-- BEGIN --

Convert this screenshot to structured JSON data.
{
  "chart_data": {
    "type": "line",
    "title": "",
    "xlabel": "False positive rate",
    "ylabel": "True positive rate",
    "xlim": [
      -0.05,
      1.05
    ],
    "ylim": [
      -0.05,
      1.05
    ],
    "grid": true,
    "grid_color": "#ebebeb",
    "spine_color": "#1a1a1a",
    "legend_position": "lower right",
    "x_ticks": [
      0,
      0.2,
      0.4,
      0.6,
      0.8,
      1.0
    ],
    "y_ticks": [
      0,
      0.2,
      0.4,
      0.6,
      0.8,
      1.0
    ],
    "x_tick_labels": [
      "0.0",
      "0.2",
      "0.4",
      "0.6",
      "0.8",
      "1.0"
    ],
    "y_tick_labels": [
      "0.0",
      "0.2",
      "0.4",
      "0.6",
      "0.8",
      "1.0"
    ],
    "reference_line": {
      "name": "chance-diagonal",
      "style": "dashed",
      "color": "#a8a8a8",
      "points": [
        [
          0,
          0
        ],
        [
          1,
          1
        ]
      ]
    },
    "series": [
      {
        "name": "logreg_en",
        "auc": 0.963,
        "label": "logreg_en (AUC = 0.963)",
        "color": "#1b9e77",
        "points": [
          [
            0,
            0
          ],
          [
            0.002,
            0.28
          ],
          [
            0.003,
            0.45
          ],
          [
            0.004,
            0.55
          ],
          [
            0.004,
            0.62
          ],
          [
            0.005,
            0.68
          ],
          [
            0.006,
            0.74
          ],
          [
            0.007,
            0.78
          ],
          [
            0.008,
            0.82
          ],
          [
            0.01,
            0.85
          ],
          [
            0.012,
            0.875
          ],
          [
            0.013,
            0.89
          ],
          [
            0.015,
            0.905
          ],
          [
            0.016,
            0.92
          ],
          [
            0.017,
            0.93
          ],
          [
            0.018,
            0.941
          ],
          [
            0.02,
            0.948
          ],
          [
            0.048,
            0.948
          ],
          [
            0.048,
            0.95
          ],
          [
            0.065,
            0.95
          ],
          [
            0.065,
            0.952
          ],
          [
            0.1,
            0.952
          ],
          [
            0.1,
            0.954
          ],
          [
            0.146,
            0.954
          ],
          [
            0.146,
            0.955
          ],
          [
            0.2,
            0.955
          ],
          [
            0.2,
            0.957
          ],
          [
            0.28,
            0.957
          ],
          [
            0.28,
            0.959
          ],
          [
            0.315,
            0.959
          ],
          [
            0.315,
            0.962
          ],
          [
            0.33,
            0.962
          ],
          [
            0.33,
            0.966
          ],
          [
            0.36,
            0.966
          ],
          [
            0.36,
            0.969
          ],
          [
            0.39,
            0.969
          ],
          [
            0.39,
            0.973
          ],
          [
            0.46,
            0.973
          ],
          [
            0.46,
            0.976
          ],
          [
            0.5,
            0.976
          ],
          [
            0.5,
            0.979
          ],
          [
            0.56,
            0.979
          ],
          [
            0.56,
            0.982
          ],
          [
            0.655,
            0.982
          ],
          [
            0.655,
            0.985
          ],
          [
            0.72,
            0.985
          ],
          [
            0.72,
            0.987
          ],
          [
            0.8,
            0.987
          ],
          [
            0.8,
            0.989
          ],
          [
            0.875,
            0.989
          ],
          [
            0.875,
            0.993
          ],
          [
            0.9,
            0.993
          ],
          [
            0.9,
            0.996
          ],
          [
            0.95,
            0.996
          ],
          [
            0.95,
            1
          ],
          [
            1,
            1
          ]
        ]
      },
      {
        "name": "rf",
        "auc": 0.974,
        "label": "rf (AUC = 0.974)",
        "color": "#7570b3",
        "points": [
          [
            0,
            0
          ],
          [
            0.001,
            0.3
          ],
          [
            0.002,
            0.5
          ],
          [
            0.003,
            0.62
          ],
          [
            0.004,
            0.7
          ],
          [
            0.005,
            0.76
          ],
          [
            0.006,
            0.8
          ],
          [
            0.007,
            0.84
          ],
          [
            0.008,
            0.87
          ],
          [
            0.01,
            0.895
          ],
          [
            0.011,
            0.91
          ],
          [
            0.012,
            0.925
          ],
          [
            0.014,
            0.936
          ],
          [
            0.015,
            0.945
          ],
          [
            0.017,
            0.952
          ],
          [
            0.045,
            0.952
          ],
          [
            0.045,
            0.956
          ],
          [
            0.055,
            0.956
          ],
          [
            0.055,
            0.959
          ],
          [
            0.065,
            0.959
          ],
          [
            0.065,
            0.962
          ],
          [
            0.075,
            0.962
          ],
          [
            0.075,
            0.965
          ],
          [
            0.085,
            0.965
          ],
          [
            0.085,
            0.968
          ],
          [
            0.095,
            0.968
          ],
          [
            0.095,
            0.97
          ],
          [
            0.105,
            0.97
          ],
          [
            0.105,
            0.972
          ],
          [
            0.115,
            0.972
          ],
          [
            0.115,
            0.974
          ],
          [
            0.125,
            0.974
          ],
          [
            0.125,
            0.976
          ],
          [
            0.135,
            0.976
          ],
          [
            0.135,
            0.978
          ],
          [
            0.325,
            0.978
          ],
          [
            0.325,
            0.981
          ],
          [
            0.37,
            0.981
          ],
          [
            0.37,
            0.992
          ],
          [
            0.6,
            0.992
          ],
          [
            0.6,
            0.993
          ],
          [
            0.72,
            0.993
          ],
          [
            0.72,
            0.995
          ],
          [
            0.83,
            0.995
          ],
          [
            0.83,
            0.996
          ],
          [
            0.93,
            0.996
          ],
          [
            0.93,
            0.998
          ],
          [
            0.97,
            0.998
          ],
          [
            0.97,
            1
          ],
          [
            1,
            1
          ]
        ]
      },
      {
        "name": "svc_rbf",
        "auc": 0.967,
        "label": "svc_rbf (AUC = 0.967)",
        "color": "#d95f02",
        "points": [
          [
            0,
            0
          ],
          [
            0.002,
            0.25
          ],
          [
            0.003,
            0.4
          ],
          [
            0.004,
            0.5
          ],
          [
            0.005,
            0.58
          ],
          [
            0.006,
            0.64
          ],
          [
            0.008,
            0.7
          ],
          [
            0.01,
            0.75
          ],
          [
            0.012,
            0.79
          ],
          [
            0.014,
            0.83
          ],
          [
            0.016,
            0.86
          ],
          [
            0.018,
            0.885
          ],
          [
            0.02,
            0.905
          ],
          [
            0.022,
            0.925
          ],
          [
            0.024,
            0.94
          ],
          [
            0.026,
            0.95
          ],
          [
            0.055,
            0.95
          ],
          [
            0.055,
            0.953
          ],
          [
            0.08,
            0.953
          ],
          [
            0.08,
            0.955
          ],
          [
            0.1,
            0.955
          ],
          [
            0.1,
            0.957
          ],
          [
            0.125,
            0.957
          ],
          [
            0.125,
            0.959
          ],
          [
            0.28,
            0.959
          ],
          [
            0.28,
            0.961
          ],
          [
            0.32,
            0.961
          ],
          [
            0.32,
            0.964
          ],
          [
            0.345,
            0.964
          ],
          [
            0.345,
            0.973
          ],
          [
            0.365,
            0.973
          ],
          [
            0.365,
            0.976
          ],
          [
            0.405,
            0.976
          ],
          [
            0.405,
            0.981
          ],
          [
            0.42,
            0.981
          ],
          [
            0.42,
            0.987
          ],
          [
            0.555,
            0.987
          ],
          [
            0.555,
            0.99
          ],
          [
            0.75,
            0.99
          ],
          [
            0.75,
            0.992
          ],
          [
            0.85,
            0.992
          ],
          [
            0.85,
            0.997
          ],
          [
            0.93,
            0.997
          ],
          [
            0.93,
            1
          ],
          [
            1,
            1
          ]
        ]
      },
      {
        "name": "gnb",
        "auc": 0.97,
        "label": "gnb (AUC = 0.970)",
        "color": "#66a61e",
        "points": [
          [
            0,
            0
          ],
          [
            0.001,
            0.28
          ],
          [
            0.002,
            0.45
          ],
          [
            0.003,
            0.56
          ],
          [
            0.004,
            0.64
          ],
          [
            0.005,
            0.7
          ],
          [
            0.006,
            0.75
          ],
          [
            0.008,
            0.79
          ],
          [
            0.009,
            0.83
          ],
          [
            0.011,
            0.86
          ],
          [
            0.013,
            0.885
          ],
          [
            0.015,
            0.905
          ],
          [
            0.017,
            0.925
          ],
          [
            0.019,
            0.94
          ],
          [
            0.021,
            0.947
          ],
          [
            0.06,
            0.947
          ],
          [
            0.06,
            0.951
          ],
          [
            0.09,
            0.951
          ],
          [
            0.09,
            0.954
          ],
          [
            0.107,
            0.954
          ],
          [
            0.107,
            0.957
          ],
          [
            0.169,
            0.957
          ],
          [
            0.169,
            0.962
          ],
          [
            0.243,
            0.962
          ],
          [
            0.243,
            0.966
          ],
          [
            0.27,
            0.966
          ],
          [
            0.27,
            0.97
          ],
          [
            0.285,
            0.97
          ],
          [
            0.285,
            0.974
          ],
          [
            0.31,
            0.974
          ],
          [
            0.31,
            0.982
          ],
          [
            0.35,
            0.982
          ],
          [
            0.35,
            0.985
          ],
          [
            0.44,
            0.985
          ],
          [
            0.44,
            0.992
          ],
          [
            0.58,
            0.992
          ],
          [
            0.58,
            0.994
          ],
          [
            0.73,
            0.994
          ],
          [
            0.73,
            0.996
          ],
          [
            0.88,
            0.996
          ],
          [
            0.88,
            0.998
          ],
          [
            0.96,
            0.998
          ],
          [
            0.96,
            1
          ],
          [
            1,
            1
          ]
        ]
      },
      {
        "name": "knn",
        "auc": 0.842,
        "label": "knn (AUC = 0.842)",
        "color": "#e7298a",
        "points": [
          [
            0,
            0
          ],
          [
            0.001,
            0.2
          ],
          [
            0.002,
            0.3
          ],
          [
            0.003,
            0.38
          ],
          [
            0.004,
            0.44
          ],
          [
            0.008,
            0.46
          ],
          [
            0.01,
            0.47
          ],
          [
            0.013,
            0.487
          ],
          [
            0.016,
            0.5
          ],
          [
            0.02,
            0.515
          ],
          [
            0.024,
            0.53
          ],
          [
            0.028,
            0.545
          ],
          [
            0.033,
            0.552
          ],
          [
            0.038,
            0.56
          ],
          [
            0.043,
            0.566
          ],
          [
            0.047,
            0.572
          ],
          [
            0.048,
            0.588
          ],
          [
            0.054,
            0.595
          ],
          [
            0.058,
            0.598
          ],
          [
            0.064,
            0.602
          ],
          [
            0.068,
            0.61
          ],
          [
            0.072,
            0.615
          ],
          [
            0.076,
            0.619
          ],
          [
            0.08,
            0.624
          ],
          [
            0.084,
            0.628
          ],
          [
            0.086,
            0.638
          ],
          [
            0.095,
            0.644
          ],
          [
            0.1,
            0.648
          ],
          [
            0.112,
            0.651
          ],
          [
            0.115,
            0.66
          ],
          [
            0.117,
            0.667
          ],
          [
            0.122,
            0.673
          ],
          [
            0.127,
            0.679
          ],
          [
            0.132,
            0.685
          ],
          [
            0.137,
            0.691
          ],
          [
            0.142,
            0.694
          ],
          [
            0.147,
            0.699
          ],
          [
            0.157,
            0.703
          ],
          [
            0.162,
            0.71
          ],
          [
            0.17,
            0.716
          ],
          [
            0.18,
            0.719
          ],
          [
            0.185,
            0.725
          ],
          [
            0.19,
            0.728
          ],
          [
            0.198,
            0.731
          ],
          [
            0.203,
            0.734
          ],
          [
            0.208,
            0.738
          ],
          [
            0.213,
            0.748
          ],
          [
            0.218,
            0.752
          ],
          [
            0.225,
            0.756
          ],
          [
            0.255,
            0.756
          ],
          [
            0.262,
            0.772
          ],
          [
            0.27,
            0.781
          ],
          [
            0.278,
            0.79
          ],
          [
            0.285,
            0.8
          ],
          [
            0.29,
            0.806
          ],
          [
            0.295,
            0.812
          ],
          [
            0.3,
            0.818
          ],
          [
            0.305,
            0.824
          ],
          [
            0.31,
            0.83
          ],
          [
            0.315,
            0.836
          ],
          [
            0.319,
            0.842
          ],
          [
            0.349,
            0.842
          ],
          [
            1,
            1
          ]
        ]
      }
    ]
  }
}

-- END --

WHAT IS EXPECTED: List all lines in the material containing the string "name".

TASK SOLUTION:
      "name": "chance-diagonal",
        "name": "logreg_en",
        "name": "rf",
        "name": "svc_rbf",
        "name": "gnb",
        "name": "knn",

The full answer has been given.